[START PROVIDED DATA]
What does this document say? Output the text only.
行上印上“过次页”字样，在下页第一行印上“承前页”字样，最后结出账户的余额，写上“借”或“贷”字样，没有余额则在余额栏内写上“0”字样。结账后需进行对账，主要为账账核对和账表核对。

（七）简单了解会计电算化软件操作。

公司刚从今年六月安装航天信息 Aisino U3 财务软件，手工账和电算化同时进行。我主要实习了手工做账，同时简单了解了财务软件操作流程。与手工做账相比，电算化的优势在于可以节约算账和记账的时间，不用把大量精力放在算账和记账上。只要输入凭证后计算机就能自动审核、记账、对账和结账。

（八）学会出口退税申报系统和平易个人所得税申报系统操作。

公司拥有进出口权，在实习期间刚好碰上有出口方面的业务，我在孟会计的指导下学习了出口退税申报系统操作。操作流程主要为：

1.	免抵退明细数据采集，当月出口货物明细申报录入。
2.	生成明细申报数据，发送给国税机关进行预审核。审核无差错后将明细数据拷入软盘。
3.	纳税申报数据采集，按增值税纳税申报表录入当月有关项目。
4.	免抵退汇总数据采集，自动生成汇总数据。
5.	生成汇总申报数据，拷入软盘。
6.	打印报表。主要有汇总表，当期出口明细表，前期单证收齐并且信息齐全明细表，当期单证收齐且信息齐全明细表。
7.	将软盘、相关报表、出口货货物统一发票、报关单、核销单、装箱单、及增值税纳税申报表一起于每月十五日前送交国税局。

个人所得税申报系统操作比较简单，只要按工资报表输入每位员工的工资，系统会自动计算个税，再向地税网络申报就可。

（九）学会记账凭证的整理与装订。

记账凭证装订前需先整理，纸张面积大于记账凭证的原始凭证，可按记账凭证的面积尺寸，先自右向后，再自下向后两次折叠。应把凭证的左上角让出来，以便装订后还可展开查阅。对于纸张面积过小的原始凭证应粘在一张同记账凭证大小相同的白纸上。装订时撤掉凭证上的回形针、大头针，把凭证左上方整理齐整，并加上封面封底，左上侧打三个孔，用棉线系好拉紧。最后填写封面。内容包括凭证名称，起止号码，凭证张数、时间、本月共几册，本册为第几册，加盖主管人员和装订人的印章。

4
[END PROVIDED DATA]
_WHAT TO WORK ON_:
Produce an exact copy of every entry above.

_TASK SOLUTION_:
What does this document say? Output the text only.
行上印上“过次页”字样，在下页第一行印上“承前页”字样，最后结出账户的余额，写上“借”或“贷”字样，没有余额则在余额栏内写上“0”字样。结账后需进行对账，主要为账账核对和账表核对。

（七）简单了解会计电算化软件操作。

公司刚从今年六月安装航天信息 Aisino U3 财务软件，手工账和电算化同时进行。我主要实习了手工做账，同时简单了解了财务软件操作流程。与手工做账相比，电算化的优势在于可以节约算账和记账的时间，不用把大量精力放在算账和记账上。只要输入凭证后计算机就能自动审核、记账、对账和结账。

（八）学会出口退税申报系统和平易个人所得税申报系统操作。

公司拥有进出口权，在实习期间刚好碰上有出口方面的业务，我在孟会计的指导下学习了出口退税申报系统操作。操作流程主要为：

1.	免抵退明细数据采集，当月出口货物明细申报录入。
2.	生成明细申报数据，发送给国税机关进行预审核。审核无差错后将明细数据拷入软盘。
3.	纳税申报数据采集，按增值税纳税申报表录入当月有关项目。
4.	免抵退汇总数据采集，自动生成汇总数据。
5.	生成汇总申报数据，拷入软盘。
6.	打印报表。主要有汇总表，当期出口明细表，前期单证收齐并且信息齐全明细表，当期单证收齐且信息齐全明细表。
7.	将软盘、相关报表、出口货货物统一发票、报关单、核销单、装箱单、及增值税纳税申报表一起于每月十五日前送交国税局。

个人所得税申报系统操作比较简单，只要按工资报表输入每位员工的工资，系统会自动计算个税，再向地税网络申报就可。

（九）学会记账凭证的整理与装订。

记账凭证装订前需先整理，纸张面积大于记账凭证的原始凭证，可按记账凭证的面积尺寸，先自右向后，再自下向后两次折叠。应把凭证的左上角让出来，以便装订后还可展开查阅。对于纸张面积过小的原始凭证应粘在一张同记账凭证大小相同的白纸上。装订时撤掉凭证上的回形针、大头针，把凭证左上方整理齐整，并加上封面封底，左上侧打三个孔，用棉线系好拉紧。最后填写封面。内容包括凭证名称，起止号码，凭证张数、时间、本月共几册，本册为第几册，加盖主管人员和装订人的印章。

4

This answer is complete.